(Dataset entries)
_____
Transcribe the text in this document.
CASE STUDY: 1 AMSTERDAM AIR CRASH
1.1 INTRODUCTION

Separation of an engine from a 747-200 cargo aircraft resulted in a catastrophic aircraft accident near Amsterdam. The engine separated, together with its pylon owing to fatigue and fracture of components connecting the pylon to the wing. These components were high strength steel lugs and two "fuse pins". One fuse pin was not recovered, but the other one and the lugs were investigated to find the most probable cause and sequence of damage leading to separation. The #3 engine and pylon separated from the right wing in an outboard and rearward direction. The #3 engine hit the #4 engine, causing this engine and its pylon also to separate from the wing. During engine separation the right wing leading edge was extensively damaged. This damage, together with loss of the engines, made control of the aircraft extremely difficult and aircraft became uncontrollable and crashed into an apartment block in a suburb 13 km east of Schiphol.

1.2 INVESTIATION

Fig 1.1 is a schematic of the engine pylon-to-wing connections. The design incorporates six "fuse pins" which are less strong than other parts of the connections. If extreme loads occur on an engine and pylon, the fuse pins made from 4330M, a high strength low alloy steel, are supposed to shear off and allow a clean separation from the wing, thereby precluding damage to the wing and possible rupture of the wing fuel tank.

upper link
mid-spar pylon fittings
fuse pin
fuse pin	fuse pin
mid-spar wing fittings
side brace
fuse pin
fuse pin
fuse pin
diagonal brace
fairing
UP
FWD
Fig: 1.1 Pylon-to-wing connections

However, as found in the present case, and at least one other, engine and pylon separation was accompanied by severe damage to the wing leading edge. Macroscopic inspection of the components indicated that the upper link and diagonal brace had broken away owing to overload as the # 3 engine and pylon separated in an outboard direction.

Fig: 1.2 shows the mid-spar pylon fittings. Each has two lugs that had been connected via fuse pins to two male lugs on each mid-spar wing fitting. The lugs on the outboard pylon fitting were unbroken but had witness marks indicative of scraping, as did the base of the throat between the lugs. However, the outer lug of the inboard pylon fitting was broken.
_____
▶ [Task to carry out]:
Copy the records above exactly as they appear.

▶ [Complete output]:
Transcribe the text in this document.
CASE STUDY: 1 AMSTERDAM AIR CRASH
1.1 INTRODUCTION

Separation of an engine from a 747-200 cargo aircraft resulted in a catastrophic aircraft accident near Amsterdam. The engine separated, together with its pylon owing to fatigue and fracture of components connecting the pylon to the wing. These components were high strength steel lugs and two "fuse pins". One fuse pin was not recovered, but the other one and the lugs were investigated to find the most probable cause and sequence of damage leading to separation. The #3 engine and pylon separated from the right wing in an outboard and rearward direction. The #3 engine hit the #4 engine, causing this engine and its pylon also to separate from the wing. During engine separation the right wing leading edge was extensively damaged. This damage, together with loss of the engines, made control of the aircraft extremely difficult and aircraft became uncontrollable and crashed into an apartment block in a suburb 13 km east of Schiphol.

1.2 INVESTIATION

Fig 1.1 is a schematic of the engine pylon-to-wing connections. The design incorporates six "fuse pins" which are less strong than other parts of the connections. If extreme loads occur on an engine and pylon, the fuse pins made from 4330M, a high strength low alloy steel, are supposed to shear off and allow a clean separation from the wing, thereby precluding damage to the wing and possible rupture of the wing fuel tank.

upper link
mid-spar pylon fittings
fuse pin
fuse pin	fuse pin
mid-spar wing fittings
side brace
fuse pin
fuse pin
fuse pin
diagonal brace
fairing
UP
FWD
Fig: 1.1 Pylon-to-wing connections

However, as found in the present case, and at least one other, engine and pylon separation was accompanied by severe damage to the wing leading edge. Macroscopic inspection of the components indicated that the upper link and diagonal brace had broken away owing to overload as the # 3 engine and pylon separated in an outboard direction.

Fig: 1.2 shows the mid-spar pylon fittings. Each has two lugs that had been connected via fuse pins to two male lugs on each mid-spar wing fitting. The lugs on the outboard pylon fitting were unbroken but had witness marks indicative of scraping, as did the base of the throat between the lugs. However, the outer lug of the inboard pylon fitting was broken.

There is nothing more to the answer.